(Extracted records)
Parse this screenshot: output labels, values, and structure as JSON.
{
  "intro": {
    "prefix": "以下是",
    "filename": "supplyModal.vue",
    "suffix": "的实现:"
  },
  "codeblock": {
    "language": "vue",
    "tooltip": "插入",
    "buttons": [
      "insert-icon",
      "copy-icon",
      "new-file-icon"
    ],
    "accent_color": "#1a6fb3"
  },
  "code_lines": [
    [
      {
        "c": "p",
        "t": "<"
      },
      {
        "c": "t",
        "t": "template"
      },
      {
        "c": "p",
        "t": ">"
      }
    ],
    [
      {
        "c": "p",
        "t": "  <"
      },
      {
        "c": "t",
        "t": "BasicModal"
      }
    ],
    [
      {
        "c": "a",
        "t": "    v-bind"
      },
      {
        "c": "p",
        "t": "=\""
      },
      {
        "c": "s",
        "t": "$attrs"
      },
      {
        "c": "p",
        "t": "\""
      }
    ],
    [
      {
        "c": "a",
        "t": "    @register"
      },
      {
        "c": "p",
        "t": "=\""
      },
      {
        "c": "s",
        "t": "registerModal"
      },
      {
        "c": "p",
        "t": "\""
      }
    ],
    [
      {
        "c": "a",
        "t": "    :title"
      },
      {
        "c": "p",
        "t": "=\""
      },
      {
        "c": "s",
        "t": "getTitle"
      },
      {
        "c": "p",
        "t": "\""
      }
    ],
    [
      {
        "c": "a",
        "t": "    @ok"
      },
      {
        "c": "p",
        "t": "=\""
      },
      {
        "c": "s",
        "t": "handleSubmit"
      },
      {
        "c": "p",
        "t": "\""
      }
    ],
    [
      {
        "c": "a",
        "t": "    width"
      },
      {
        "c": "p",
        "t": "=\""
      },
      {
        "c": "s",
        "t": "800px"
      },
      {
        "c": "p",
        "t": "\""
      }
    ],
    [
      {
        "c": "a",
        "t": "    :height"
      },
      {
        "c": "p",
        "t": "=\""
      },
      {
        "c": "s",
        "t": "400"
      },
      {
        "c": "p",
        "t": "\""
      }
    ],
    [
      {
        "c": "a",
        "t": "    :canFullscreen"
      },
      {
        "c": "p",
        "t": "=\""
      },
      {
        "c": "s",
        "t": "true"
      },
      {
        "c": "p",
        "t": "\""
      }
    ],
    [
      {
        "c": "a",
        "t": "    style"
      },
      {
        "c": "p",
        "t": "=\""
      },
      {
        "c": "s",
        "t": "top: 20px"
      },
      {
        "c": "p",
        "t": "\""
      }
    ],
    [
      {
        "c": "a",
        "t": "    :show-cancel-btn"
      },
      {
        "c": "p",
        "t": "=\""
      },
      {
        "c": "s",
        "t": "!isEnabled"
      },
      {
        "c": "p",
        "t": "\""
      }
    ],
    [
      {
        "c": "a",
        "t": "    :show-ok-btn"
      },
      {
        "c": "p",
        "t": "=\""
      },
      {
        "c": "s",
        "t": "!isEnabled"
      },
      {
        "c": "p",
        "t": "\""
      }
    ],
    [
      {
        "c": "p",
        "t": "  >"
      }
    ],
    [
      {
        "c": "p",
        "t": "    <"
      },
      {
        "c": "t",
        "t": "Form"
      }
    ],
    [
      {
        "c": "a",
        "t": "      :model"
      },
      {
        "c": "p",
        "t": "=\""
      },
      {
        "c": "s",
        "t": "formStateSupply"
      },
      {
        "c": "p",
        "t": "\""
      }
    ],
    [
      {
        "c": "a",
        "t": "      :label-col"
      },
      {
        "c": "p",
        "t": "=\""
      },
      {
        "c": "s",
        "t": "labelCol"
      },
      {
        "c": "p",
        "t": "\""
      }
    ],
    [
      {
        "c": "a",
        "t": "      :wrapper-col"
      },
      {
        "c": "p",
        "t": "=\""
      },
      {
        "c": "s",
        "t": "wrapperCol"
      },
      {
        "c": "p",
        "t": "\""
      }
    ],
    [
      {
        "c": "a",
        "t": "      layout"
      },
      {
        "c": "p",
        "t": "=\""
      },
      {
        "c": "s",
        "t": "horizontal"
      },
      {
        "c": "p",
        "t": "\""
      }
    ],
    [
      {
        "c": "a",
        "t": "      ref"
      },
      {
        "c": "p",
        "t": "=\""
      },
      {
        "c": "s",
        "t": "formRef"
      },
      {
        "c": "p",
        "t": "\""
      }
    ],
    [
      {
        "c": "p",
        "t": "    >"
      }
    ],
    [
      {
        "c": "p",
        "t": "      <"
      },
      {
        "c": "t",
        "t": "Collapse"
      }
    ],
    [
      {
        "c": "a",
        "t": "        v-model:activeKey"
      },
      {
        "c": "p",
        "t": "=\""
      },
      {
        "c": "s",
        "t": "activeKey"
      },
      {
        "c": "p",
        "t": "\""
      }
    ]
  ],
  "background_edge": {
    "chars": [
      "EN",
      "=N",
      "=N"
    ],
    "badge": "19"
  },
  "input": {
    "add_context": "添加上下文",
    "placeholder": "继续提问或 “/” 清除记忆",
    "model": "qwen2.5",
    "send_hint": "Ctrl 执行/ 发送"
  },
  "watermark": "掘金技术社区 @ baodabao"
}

YOUR OBJECTIVE: Write out every entry exactly as given.

FULL OUTPUT:
Parse this screenshot: output labels, values, and structure as JSON.
{
  "intro": {
    "prefix": "以下是",
    "filename": "supplyModal.vue",
    "suffix": "的实现:"
  },
  "codeblock": {
    "language": "vue",
    "tooltip": "插入",
    "buttons": [
      "insert-icon",
      "copy-icon",
      "new-file-icon"
    ],
    "accent_color": "#1a6fb3"
  },
  "code_lines": [
    [
      {
        "c": "p",
        "t": "<"
      },
      {
        "c": "t",
        "t": "template"
      },
      {
        "c": "p",
        "t": ">"
      }
    ],
    [
      {
        "c": "p",
        "t": "  <"
      },
      {
        "c": "t",
        "t": "BasicModal"
      }
    ],
    [
      {
        "c": "a",
        "t": "    v-bind"
      },
      {
        "c": "p",
        "t": "=\""
      },
      {
        "c": "s",
        "t": "$attrs"
      },
      {
        "c": "p",
        "t": "\""
      }
    ],
    [
      {
        "c": "a",
        "t": "    @register"
      },
      {
        "c": "p",
        "t": "=\""
      },
      {
        "c": "s",
        "t": "registerModal"
      },
      {
        "c": "p",
        "t": "\""
      }
    ],
    [
      {
        "c": "a",
        "t": "    :title"
      },
      {
        "c": "p",
        "t": "=\""
      },
      {
        "c": "s",
        "t": "getTitle"
      },
      {
        "c": "p",
        "t": "\""
      }
    ],
    [
      {
        "c": "a",
        "t": "    @ok"
      },
      {
        "c": "p",
        "t": "=\""
      },
      {
        "c": "s",
        "t": "handleSubmit"
      },
      {
        "c": "p",
        "t": "\""
      }
    ],
    [
      {
        "c": "a",
        "t": "    width"
      },
      {
        "c": "p",
        "t": "=\""
      },
      {
        "c": "s",
        "t": "800px"
      },
      {
        "c": "p",
        "t": "\""
      }
    ],
    [
      {
        "c": "a",
        "t": "    :height"
      },
      {
        "c": "p",
        "t": "=\""
      },
      {
        "c": "s",
        "t": "400"
      },
      {
        "c": "p",
        "t": "\""
      }
    ],
    [
      {
        "c": "a",
        "t": "    :canFullscreen"
      },
      {
        "c": "p",
        "t": "=\""
      },
      {
        "c": "s",
        "t": "true"
      },
      {
        "c": "p",
        "t": "\""
      }
    ],
    [
      {
        "c": "a",
        "t": "    style"
      },
      {
        "c": "p",
        "t": "=\""
      },
      {
        "c": "s",
        "t": "top: 20px"
      },
      {
        "c": "p",
        "t": "\""
      }
    ],
    [
      {
        "c": "a",
        "t": "    :show-cancel-btn"
      },
      {
        "c": "p",
        "t": "=\""
      },
      {
        "c": "s",
        "t": "!isEnabled"
      },
      {
        "c": "p",
        "t": "\""
      }
    ],
    [
      {
        "c": "a",
        "t": "    :show-ok-btn"
      },
      {
        "c": "p",
        "t": "=\""
      },
      {
        "c": "s",
        "t": "!isEnabled"
      },
      {
        "c": "p",
        "t": "\""
      }
    ],
    [
      {
        "c": "p",
        "t": "  >"
      }
    ],
    [
      {
        "c": "p",
        "t": "    <"
      },
      {
        "c": "t",
        "t": "Form"
      }
    ],
    [
      {
        "c": "a",
        "t": "      :model"
      },
      {
        "c": "p",
        "t": "=\""
      },
      {
        "c": "s",
        "t": "formStateSupply"
      },
      {
        "c": "p",
        "t": "\""
      }
    ],
    [
      {
        "c": "a",
        "t": "      :label-col"
      },
      {
        "c": "p",
        "t": "=\""
      },
      {
        "c": "s",
        "t": "labelCol"
      },
      {
        "c": "p",
        "t": "\""
      }
    ],
    [
      {
        "c": "a",
        "t": "      :wrapper-col"
      },
      {
        "c": "p",
        "t": "=\""
      },
      {
        "c": "s",
        "t": "wrapperCol"
      },
      {
        "c": "p",
        "t": "\""
      }
    ],
    [
      {
        "c": "a",
        "t": "      layout"
      },
      {
        "c": "p",
        "t": "=\""
      },
      {
        "c": "s",
        "t": "horizontal"
      },
      {
        "c": "p",
        "t": "\""
      }
    ],
    [
      {
        "c": "a",
        "t": "      ref"
      },
      {
        "c": "p",
        "t": "=\""
      },
      {
        "c": "s",
        "t": "formRef"
      },
      {
        "c": "p",
        "t": "\""
      }
    ],
    [
      {
        "c": "p",
        "t": "    >"
      }
    ],
    [
      {
        "c": "p",
        "t": "      <"
      },
      {
        "c": "t",
        "t": "Collapse"
      }
    ],
    [
      {
        "c": "a",
        "t": "        v-model:activeKey"
      },
      {
        "c": "p",
        "t": "=\""
      },
      {
        "c": "s",
        "t": "activeKey"
      },
      {
        "c": "p",
        "t": "\""
      }
    ]
  ],
  "background_edge": {
    "chars": [
      "EN",
      "=N",
      "=N"
    ],
    "badge": "19"
  },
  "input": {
    "add_context": "添加上下文",
    "placeholder": "继续提问或 “/” 清除记忆",
    "model": "qwen2.5",
    "send_hint": "Ctrl 执行/ 发送"
  },
  "watermark": "掘金技术社区 @ baodabao"
}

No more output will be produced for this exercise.